Comme le remarque le Times, qui s’est enfin décidé à accepter la logique des faits, cette transformation industrielle dont les États-Unis sont le théâtre n’est point particulière à la république américaine. Les circonstances lui ont seulement donné de l’autre côté de l’Atlantique un caractère plus saisissant. En Europe, les centres manufacturiers prennent sans cesse de l’extension. La filature et les autres arts mécaniques ne sont plus spécialement anglais. La France, l’Allemagne, la Suisse, profitent des facilités que leur fournissent la rapidité des communications, la perfection de l’outillage moderne, pour prendre une bonne assiette sur le terrain industriel.
Quand on examine avec soin les tableaux où se trouvent résumés les mouvemens d’importation de la matière première, il est impossible de ne pas être frappé de l’importance des achats de coton brut que réalisent tous les ans certains états. Il n’y a pas jusqu’à l’Espagne qui ne s’efforce d’entrer en ligne. Elle accapare dans ses fabriques de Catalogne la plus grande partie du coton turc. Elle obtient avec ce beau lainage qu’elle trouve à ses portes des articles très remarquables pour sa consommation intérieure, et elle exporte en outre des tissus où se retrouve le goût particulier de la race, et qui sont recherchés dans toutes ses colonies aussi bien que dans les anciennes possessions espagnoles de l’Amérique.
Les autres nations du continent font à la Grande-Bretagne une guerre plus dangereuse encore. Malheureusement pour l’honneur et les intérêts de l’Angleterre il est arrivé que, débutant dans la carrière commerciale, elles se montraient d’ordinaire plus scrupuleuses que leurs devanciers, et assuraient ainsi à leurs marques une faveur et une notoriété rapides. Ces nouveau-venus offrent aux populations avec lesquelles ils se mettent activement en rapport, au point de vue de la bonté des marchandises et de la sûreté des transactions, des garanties que le commerce britannique ne présente plus au même degré ; ils se sont glissés à la suite des Anglais sur beaucoup de marchés où ils leur sont maintenant préférés. Ils s’y étaient d’abord, les Allemands surtout, introduits à la faveur de contrefaçons audacieuses. Longtemps les mots patent London figurèrent sur des ballots d’origine germanique à destination du Levant et de l’extrême Orient. Ils se posent maintenant en rivaux plutôt qu’en plagiaires, leurs marchandises étant mieux fabriquées que celles du royaume-uni. Il faut le dire à l’Angleterre, le niveau moral chez ses marchands, ses financiers et ses manufacturiers a baissé singulièrement depuis qu’ils se sont imaginé que le commerce du monde leur appartenait par droit de conquête. L’amour du gain facile, qui est une des plaies de notre temps, a gagné les hautes régions du négoce britannique. Nous allons aborder une question délicate; aussi est-ce chez nos voisins eux-mêmes que nous irons chercher les pièces du procès européen que nous instruisons. La collection du Times nous fournit plus d’un exemple du laisser-aller avec lequel les exportateurs de l’Angleterre traitaient leurs lointains cliens. Les allégations du journal de la Cité de Londres s’appuyaient soit sur des actes officiels, soit sur des documens irrécusables, et n’ont pas été démenties.

> [RELEVÉS DE DONNÉES]:
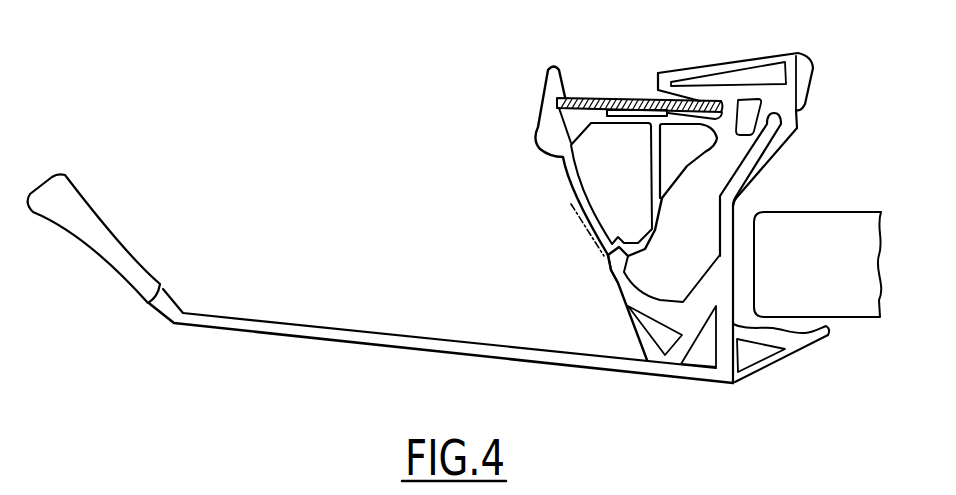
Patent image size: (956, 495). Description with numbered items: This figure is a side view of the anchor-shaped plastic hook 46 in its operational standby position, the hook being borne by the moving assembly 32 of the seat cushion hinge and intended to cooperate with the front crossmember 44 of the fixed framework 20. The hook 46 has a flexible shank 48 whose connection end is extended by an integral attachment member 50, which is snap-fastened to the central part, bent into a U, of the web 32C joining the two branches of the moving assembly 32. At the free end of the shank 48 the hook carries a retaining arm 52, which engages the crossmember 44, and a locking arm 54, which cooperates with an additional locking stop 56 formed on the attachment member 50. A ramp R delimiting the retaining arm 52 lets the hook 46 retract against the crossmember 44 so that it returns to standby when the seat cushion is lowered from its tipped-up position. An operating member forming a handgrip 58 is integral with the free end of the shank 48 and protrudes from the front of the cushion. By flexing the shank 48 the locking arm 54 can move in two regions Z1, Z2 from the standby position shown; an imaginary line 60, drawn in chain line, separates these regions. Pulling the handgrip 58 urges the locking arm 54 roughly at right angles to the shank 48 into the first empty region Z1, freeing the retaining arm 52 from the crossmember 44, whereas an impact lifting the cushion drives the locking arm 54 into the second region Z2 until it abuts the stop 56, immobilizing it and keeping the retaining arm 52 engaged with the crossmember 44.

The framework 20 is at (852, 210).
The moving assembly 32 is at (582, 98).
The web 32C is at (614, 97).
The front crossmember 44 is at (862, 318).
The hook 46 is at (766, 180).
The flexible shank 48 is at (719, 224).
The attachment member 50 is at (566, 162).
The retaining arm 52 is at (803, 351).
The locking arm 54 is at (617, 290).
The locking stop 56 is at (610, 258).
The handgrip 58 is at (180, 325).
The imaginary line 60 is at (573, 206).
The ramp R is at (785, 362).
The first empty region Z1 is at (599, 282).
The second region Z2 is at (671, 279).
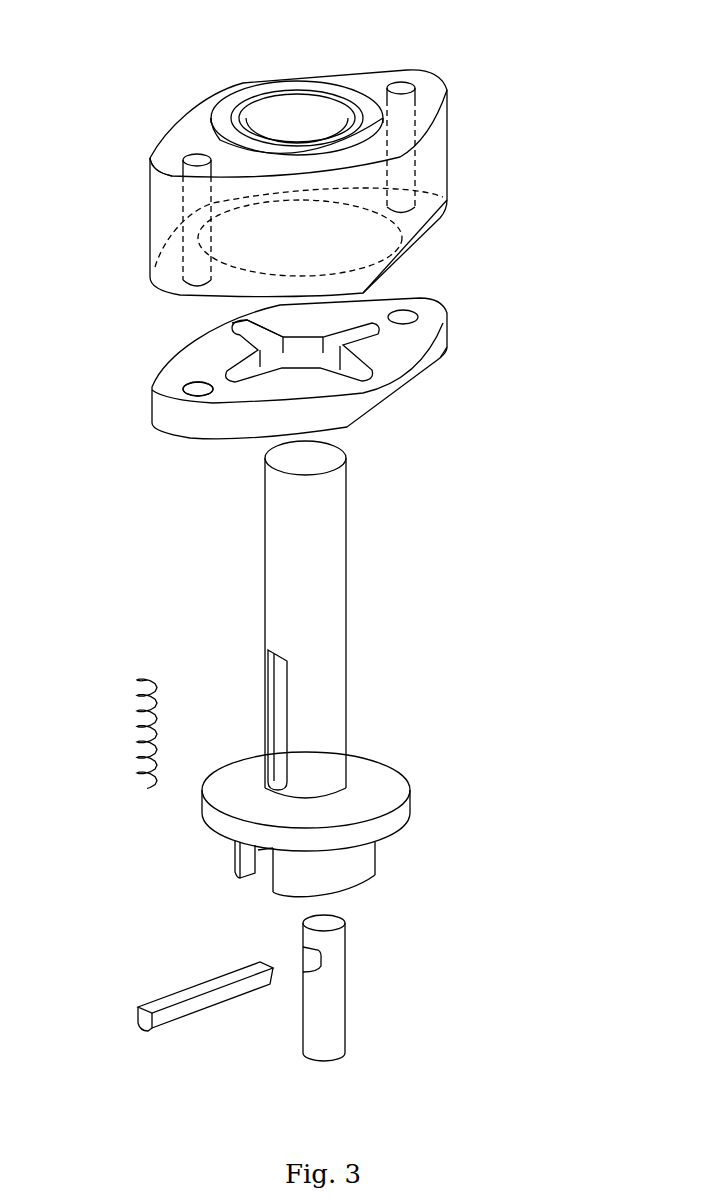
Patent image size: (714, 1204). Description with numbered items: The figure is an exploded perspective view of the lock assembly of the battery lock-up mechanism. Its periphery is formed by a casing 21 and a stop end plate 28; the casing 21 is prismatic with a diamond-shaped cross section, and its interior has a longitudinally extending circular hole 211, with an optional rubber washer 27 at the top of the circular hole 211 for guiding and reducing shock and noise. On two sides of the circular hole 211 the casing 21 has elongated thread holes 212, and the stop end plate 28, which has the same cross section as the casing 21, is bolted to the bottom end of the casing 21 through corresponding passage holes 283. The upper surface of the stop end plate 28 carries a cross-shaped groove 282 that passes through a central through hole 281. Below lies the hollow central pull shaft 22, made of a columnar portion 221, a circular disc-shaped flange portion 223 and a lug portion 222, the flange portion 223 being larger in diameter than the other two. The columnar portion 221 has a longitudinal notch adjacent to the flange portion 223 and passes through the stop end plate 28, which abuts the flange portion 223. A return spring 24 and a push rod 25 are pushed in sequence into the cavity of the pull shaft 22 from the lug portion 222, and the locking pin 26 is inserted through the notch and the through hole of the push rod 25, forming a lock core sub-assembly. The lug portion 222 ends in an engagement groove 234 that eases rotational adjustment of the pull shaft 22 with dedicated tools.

> [TRAVAIL DEMANDÉ]:
a – D'après le texte sur la concurrence industrielle faite à l'Angleterre, quels mots figurèrent longtemps sur des ballots d'origine allemande destinés au Levant et à l'extrême Orient ?
b – Prolongez le texte sur la concurrence industrielle faite à l'Angleterre à partir de sa dernière phrase.

> [RÉPONSES SUCCESSIVES]:
a – Les mots « patent London ».

b –
Depuis une dizaine d’années environ, les détaillans des bazars de l’Indo-Chine se plaignaient sourdement de la mauvaise qualité des tissus que leur envoyait le royaume-uni. Les toiles étaient trop faibles, et le manque de poids était déguisé par un excès d’apprêt, double désavantage pour le consommateur. Le prestige qui couvre le nom anglais dans ces parages avait empêché ces rumeurs de prendre de la consistance. La grande crise dont la guerre de sécession américaine donna le signal se chargea de montrer combien étaient fondées les plaintes des indigènes. Plusieurs magasins considérables de Bombay et de Calcutta ayant suspendu leurs paiemens, on s’aperçut, en en faisant la liquidation, que l’arriéré provenait de ce qu’un grand nombre de leurs cotonnades n’avaient pu se vendre ou s’étaient vendues à vil prix. Ces cotonnades étaient pourries. A la suite de cette découverte, on opéra des perquisitions dans d’autres magasins et dans les entrepôts de la douane. On y trouva des montagnes de marchandises laissées peur compte. Le centre de ces ballots se réduisait, lorsqu’on les ouvrait, en une poussière verdâtre et corrompue. On fit une enquête, les langues des victimes se délièrent, chacun exposa son cas, et il devint clair que ces rigides marchands, ces austères intermédiaires entre l’offre et la demande, qui n’avaient pas de mots assez sévères contre le peu d’honnêteté des Hindous, s’étaient abaissés jusqu’à tromper ceux-ci indignement; manœuvre misérable qui rainait pour longtemps la confiance des indigènes, et compromettait le résultat de plusieurs siècles de loyauté et de courageux efforts.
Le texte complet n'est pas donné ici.